● Stated task: All of the material below is to be restated word for word, apart from the pictures.

** start of Records for this exercise **

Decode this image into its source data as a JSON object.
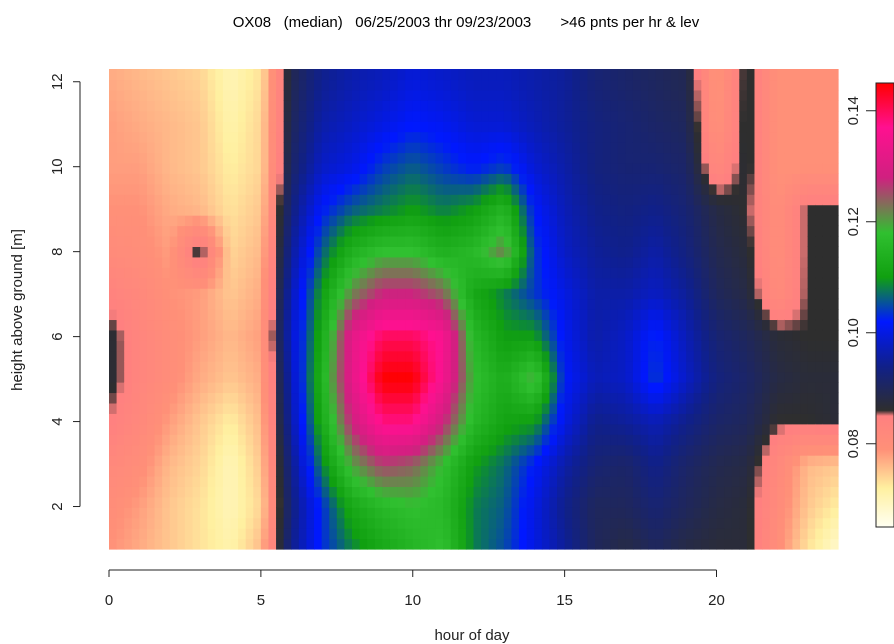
{
  "chart_data": {
    "type": "heatmap",
    "title": "OX08   (median)   06/25/2003 thr 09/23/2003       >46 pnts per hr & lev",
    "xlabel": "hour of day",
    "ylabel": "height above ground [m]",
    "xlim": [
      0,
      24
    ],
    "ylim": [
      1,
      12.3
    ],
    "x_ticks": [
      0,
      5,
      10,
      15,
      20
    ],
    "x_tick_labels": [
      "0",
      "5",
      "10",
      "15",
      "20"
    ],
    "y_ticks": [
      2,
      4,
      6,
      8,
      10,
      12
    ],
    "y_tick_labels": [
      "2",
      "4",
      "6",
      "8",
      "10",
      "12"
    ],
    "colorbar": {
      "min": 0.065,
      "max": 0.145,
      "ticks": [
        0.08,
        0.1,
        0.12,
        0.14
      ],
      "tick_labels": [
        "0.08",
        "0.10",
        "0.12",
        "0.14"
      ],
      "stops": [
        {
          "value": 0.065,
          "color": "#fffff2"
        },
        {
          "value": 0.072,
          "color": "#fff0a0"
        },
        {
          "value": 0.079,
          "color": "#ff9078"
        },
        {
          "value": 0.085,
          "color": "#ff8080"
        },
        {
          "value": 0.086,
          "color": "#2e2e2e"
        },
        {
          "value": 0.094,
          "color": "#10208a"
        },
        {
          "value": 0.102,
          "color": "#0018ff"
        },
        {
          "value": 0.11,
          "color": "#10a010"
        },
        {
          "value": 0.118,
          "color": "#30c030"
        },
        {
          "value": 0.128,
          "color": "#d02080"
        },
        {
          "value": 0.137,
          "color": "#ff1090"
        },
        {
          "value": 0.145,
          "color": "#ff0000"
        }
      ]
    },
    "hours": [
      0,
      1,
      2,
      3,
      4,
      5,
      6,
      7,
      8,
      9,
      10,
      11,
      12,
      13,
      14,
      15,
      16,
      17,
      18,
      19,
      20,
      21,
      22,
      23,
      24
    ],
    "heights": [
      1,
      2,
      3,
      4,
      5,
      6,
      7,
      8,
      9,
      10,
      11,
      12.3
    ],
    "values": [
      [
        0.079,
        0.077,
        0.075,
        0.073,
        0.071,
        0.076,
        0.094,
        0.103,
        0.108,
        0.112,
        0.115,
        0.118,
        0.108,
        0.105,
        0.1,
        0.095,
        0.09,
        0.088,
        0.09,
        0.088,
        0.087,
        0.087,
        0.08,
        0.073,
        0.068
      ],
      [
        0.08,
        0.078,
        0.075,
        0.073,
        0.07,
        0.074,
        0.093,
        0.103,
        0.112,
        0.116,
        0.118,
        0.116,
        0.108,
        0.106,
        0.1,
        0.094,
        0.09,
        0.09,
        0.092,
        0.09,
        0.088,
        0.087,
        0.081,
        0.075,
        0.072
      ],
      [
        0.082,
        0.08,
        0.076,
        0.074,
        0.07,
        0.075,
        0.094,
        0.108,
        0.12,
        0.126,
        0.124,
        0.118,
        0.11,
        0.107,
        0.102,
        0.096,
        0.092,
        0.091,
        0.094,
        0.091,
        0.089,
        0.088,
        0.082,
        0.076,
        0.075
      ],
      [
        0.085,
        0.082,
        0.078,
        0.075,
        0.072,
        0.076,
        0.096,
        0.112,
        0.128,
        0.138,
        0.138,
        0.128,
        0.116,
        0.111,
        0.11,
        0.1,
        0.094,
        0.095,
        0.097,
        0.094,
        0.091,
        0.09,
        0.086,
        0.086,
        0.087
      ],
      [
        0.087,
        0.083,
        0.08,
        0.077,
        0.075,
        0.077,
        0.097,
        0.114,
        0.132,
        0.145,
        0.145,
        0.135,
        0.118,
        0.113,
        0.12,
        0.102,
        0.097,
        0.098,
        0.104,
        0.098,
        0.093,
        0.091,
        0.088,
        0.087,
        0.087
      ],
      [
        0.087,
        0.083,
        0.08,
        0.078,
        0.076,
        0.078,
        0.098,
        0.112,
        0.132,
        0.14,
        0.14,
        0.136,
        0.116,
        0.11,
        0.11,
        0.101,
        0.096,
        0.098,
        0.103,
        0.097,
        0.092,
        0.09,
        0.087,
        0.086,
        0.086
      ],
      [
        0.084,
        0.082,
        0.079,
        0.078,
        0.075,
        0.077,
        0.097,
        0.11,
        0.122,
        0.128,
        0.128,
        0.124,
        0.112,
        0.108,
        0.104,
        0.1,
        0.096,
        0.096,
        0.098,
        0.095,
        0.09,
        0.088,
        0.081,
        0.086,
        0.086
      ],
      [
        0.081,
        0.08,
        0.078,
        0.087,
        0.074,
        0.076,
        0.095,
        0.106,
        0.114,
        0.118,
        0.118,
        0.114,
        0.116,
        0.122,
        0.104,
        0.098,
        0.095,
        0.094,
        0.096,
        0.093,
        0.089,
        0.087,
        0.08,
        0.086,
        0.086
      ],
      [
        0.079,
        0.079,
        0.077,
        0.076,
        0.073,
        0.075,
        0.093,
        0.102,
        0.106,
        0.108,
        0.11,
        0.108,
        0.11,
        0.115,
        0.102,
        0.097,
        0.094,
        0.093,
        0.094,
        0.092,
        0.088,
        0.086,
        0.08,
        0.086,
        0.086
      ],
      [
        0.078,
        0.078,
        0.076,
        0.075,
        0.072,
        0.074,
        0.091,
        0.098,
        0.1,
        0.104,
        0.106,
        0.104,
        0.102,
        0.104,
        0.099,
        0.096,
        0.093,
        0.092,
        0.092,
        0.091,
        0.082,
        0.087,
        0.079,
        0.079,
        0.079
      ],
      [
        0.078,
        0.077,
        0.076,
        0.075,
        0.071,
        0.074,
        0.09,
        0.096,
        0.098,
        0.1,
        0.102,
        0.101,
        0.099,
        0.099,
        0.097,
        0.095,
        0.093,
        0.092,
        0.091,
        0.09,
        0.079,
        0.087,
        0.079,
        0.079,
        0.079
      ],
      [
        0.077,
        0.076,
        0.075,
        0.074,
        0.07,
        0.073,
        0.089,
        0.094,
        0.096,
        0.097,
        0.099,
        0.098,
        0.097,
        0.097,
        0.096,
        0.095,
        0.092,
        0.091,
        0.09,
        0.089,
        0.078,
        0.087,
        0.079,
        0.079,
        0.079
      ]
    ]
  }
}
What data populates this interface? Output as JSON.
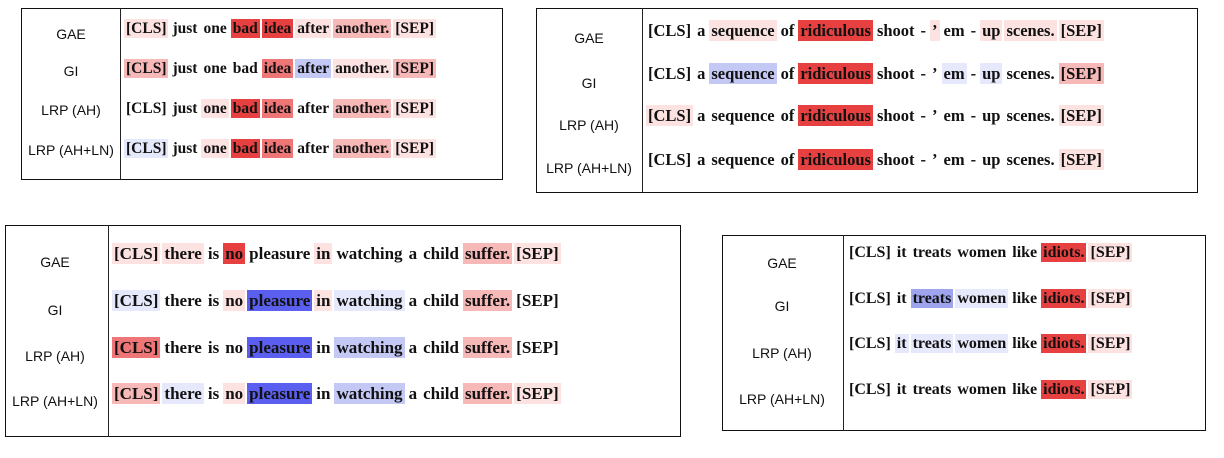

** end of Records for this exercise **

● The solution:
Decode this image into its source data as a JSON object.
{
  "chart_data": {
    "type": "heatmap",
    "title": "OX08   (median)   06/25/2003 thr 09/23/2003       >46 pnts per hr & lev",
    "xlabel": "hour of day",
    "ylabel": "height above ground [m]",
    "xlim": [
      0,
      24
    ],
    "ylim": [
      1,
      12.3
    ],
    "x_ticks": [
      0,
      5,
      10,
      15,
      20
    ],
    "x_tick_labels": [
      "0",
      "5",
      "10",
      "15",
      "20"
    ],
    "y_ticks": [
      2,
      4,
      6,
      8,
      10,
      12
    ],
    "y_tick_labels": [
      "2",
      "4",
      "6",
      "8",
      "10",
      "12"
    ],
    "colorbar": {
      "min": 0.065,
      "max": 0.145,
      "ticks": [
        0.08,
        0.1,
        0.12,
        0.14
      ],
      "tick_labels": [
        "0.08",
        "0.10",
        "0.12",
        "0.14"
      ],
      "stops": [
        {
          "value": 0.065,
          "color": "#fffff2"
        },
        {
          "value": 0.072,
          "color": "#fff0a0"
        },
        {
          "value": 0.079,
          "color": "#ff9078"
        },
        {
          "value": 0.085,
          "color": "#ff8080"
        },
        {
          "value": 0.086,
          "color": "#2e2e2e"
        },
        {
          "value": 0.094,
          "color": "#10208a"
        },
        {
          "value": 0.102,
          "color": "#0018ff"
        },
        {
          "value": 0.11,
          "color": "#10a010"
        },
        {
          "value": 0.118,
          "color": "#30c030"
        },
        {
          "value": 0.128,
          "color": "#d02080"
        },
        {
          "value": 0.137,
          "color": "#ff1090"
        },
        {
          "value": 0.145,
          "color": "#ff0000"
        }
      ]
    },
    "hours": [
      0,
      1,
      2,
      3,
      4,
      5,
      6,
      7,
      8,
      9,
      10,
      11,
      12,
      13,
      14,
      15,
      16,
      17,
      18,
      19,
      20,
      21,
      22,
      23,
      24
    ],
    "heights": [
      1,
      2,
      3,
      4,
      5,
      6,
      7,
      8,
      9,
      10,
      11,
      12.3
    ],
    "values": [
      [
        0.079,
        0.077,
        0.075,
        0.073,
        0.071,
        0.076,
        0.094,
        0.103,
        0.108,
        0.112,
        0.115,
        0.118,
        0.108,
        0.105,
        0.1,
        0.095,
        0.09,
        0.088,
        0.09,
        0.088,
        0.087,
        0.087,
        0.08,
        0.073,
        0.068
      ],
      [
        0.08,
        0.078,
        0.075,
        0.073,
        0.07,
        0.074,
        0.093,
        0.103,
        0.112,
        0.116,
        0.118,
        0.116,
        0.108,
        0.106,
        0.1,
        0.094,
        0.09,
        0.09,
        0.092,
        0.09,
        0.088,
        0.087,
        0.081,
        0.075,
        0.072
      ],
      [
        0.082,
        0.08,
        0.076,
        0.074,
        0.07,
        0.075,
        0.094,
        0.108,
        0.12,
        0.126,
        0.124,
        0.118,
        0.11,
        0.107,
        0.102,
        0.096,
        0.092,
        0.091,
        0.094,
        0.091,
        0.089,
        0.088,
        0.082,
        0.076,
        0.075
      ],
      [
        0.085,
        0.082,
        0.078,
        0.075,
        0.072,
        0.076,
        0.096,
        0.112,
        0.128,
        0.138,
        0.138,
        0.128,
        0.116,
        0.111,
        0.11,
        0.1,
        0.094,
        0.095,
        0.097,
        0.094,
        0.091,
        0.09,
        0.086,
        0.086,
        0.087
      ],
      [
        0.087,
        0.083,
        0.08,
        0.077,
        0.075,
        0.077,
        0.097,
        0.114,
        0.132,
        0.145,
        0.145,
        0.135,
        0.118,
        0.113,
        0.12,
        0.102,
        0.097,
        0.098,
        0.104,
        0.098,
        0.093,
        0.091,
        0.088,
        0.087,
        0.087
      ],
      [
        0.087,
        0.083,
        0.08,
        0.078,
        0.076,
        0.078,
        0.098,
        0.112,
        0.132,
        0.14,
        0.14,
        0.136,
        0.116,
        0.11,
        0.11,
        0.101,
        0.096,
        0.098,
        0.103,
        0.097,
        0.092,
        0.09,
        0.087,
        0.086,
        0.086
      ],
      [
        0.084,
        0.082,
        0.079,
        0.078,
        0.075,
        0.077,
        0.097,
        0.11,
        0.122,
        0.128,
        0.128,
        0.124,
        0.112,
        0.108,
        0.104,
        0.1,
        0.096,
        0.096,
        0.098,
        0.095,
        0.09,
        0.088,
        0.081,
        0.086,
        0.086
      ],
      [
        0.081,
        0.08,
        0.078,
        0.087,
        0.074,
        0.076,
        0.095,
        0.106,
        0.114,
        0.118,
        0.118,
        0.114,
        0.116,
        0.122,
        0.104,
        0.098,
        0.095,
        0.094,
        0.096,
        0.093,
        0.089,
        0.087,
        0.08,
        0.086,
        0.086
      ],
      [
        0.079,
        0.079,
        0.077,
        0.076,
        0.073,
        0.075,
        0.093,
        0.102,
        0.106,
        0.108,
        0.11,
        0.108,
        0.11,
        0.115,
        0.102,
        0.097,
        0.094,
        0.093,
        0.094,
        0.092,
        0.088,
        0.086,
        0.08,
        0.086,
        0.086
      ],
      [
        0.078,
        0.078,
        0.076,
        0.075,
        0.072,
        0.074,
        0.091,
        0.098,
        0.1,
        0.104,
        0.106,
        0.104,
        0.102,
        0.104,
        0.099,
        0.096,
        0.093,
        0.092,
        0.092,
        0.091,
        0.082,
        0.087,
        0.079,
        0.079,
        0.079
      ],
      [
        0.078,
        0.077,
        0.076,
        0.075,
        0.071,
        0.074,
        0.09,
        0.096,
        0.098,
        0.1,
        0.102,
        0.101,
        0.099,
        0.099,
        0.097,
        0.095,
        0.093,
        0.092,
        0.091,
        0.09,
        0.079,
        0.087,
        0.079,
        0.079,
        0.079
      ],
      [
        0.077,
        0.076,
        0.075,
        0.074,
        0.07,
        0.073,
        0.089,
        0.094,
        0.096,
        0.097,
        0.099,
        0.098,
        0.097,
        0.097,
        0.096,
        0.095,
        0.092,
        0.091,
        0.09,
        0.089,
        0.078,
        0.087,
        0.079,
        0.079,
        0.079
      ]
    ]
  }
}
What data populates this interface? Output as JSON.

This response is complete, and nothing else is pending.